#### [The data]

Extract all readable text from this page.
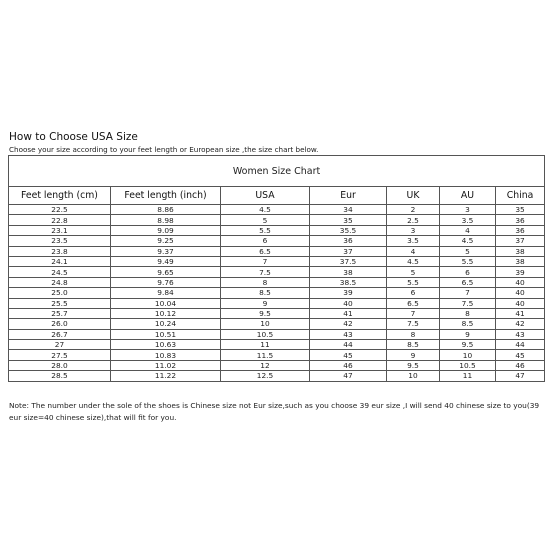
How to Choose USA Size
Choose your size according to your feet length or European size ,the size chart below.
Women Size Chart						
Feet length (cm)	Feet length (inch)	USA	Eur	UK	AU	China
22.5	8.86	4.5	34	2	3	35
22.8	8.98	5	35	2.5	3.5	36
23.1	9.09	5.5	35.5	3	4	36
23.5	9.25	6	36	3.5	4.5	37
23.8	9.37	6.5	37	4	5	38
24.1	9.49	7	37.5	4.5	5.5	38
24.5	9.65	7.5	38	5	6	39
24.8	9.76	8	38.5	5.5	6.5	40
25.0	9.84	8.5	39	6	7	40
25.5	10.04	9	40	6.5	7.5	40
25.7	10.12	9.5	41	7	8	41
26.0	10.24	10	42	7.5	8.5	42
26.7	10.51	10.5	43	8	9	43
27	10.63	11	44	8.5	9.5	44
27.5	10.83	11.5	45	9	10	45
28.0	11.02	12	46	9.5	10.5	46
28.5	11.22	12.5	47	10	11	47
Note: The number under the sole of the shoes is Chinese size not Eur size,such as you choose 39 eur size ,I will send 40 chinese size to you(39 eur size=40 chinese size),that will fit for you.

#### [Short exercise]
Filter the listing for the word "length" and copy every line that holds it.

#### [Response below]
Choose your size according to your feet length or European size ,the size chart below.
Feet length (cm)	Feet length (inch)	USA	Eur	UK	AU	China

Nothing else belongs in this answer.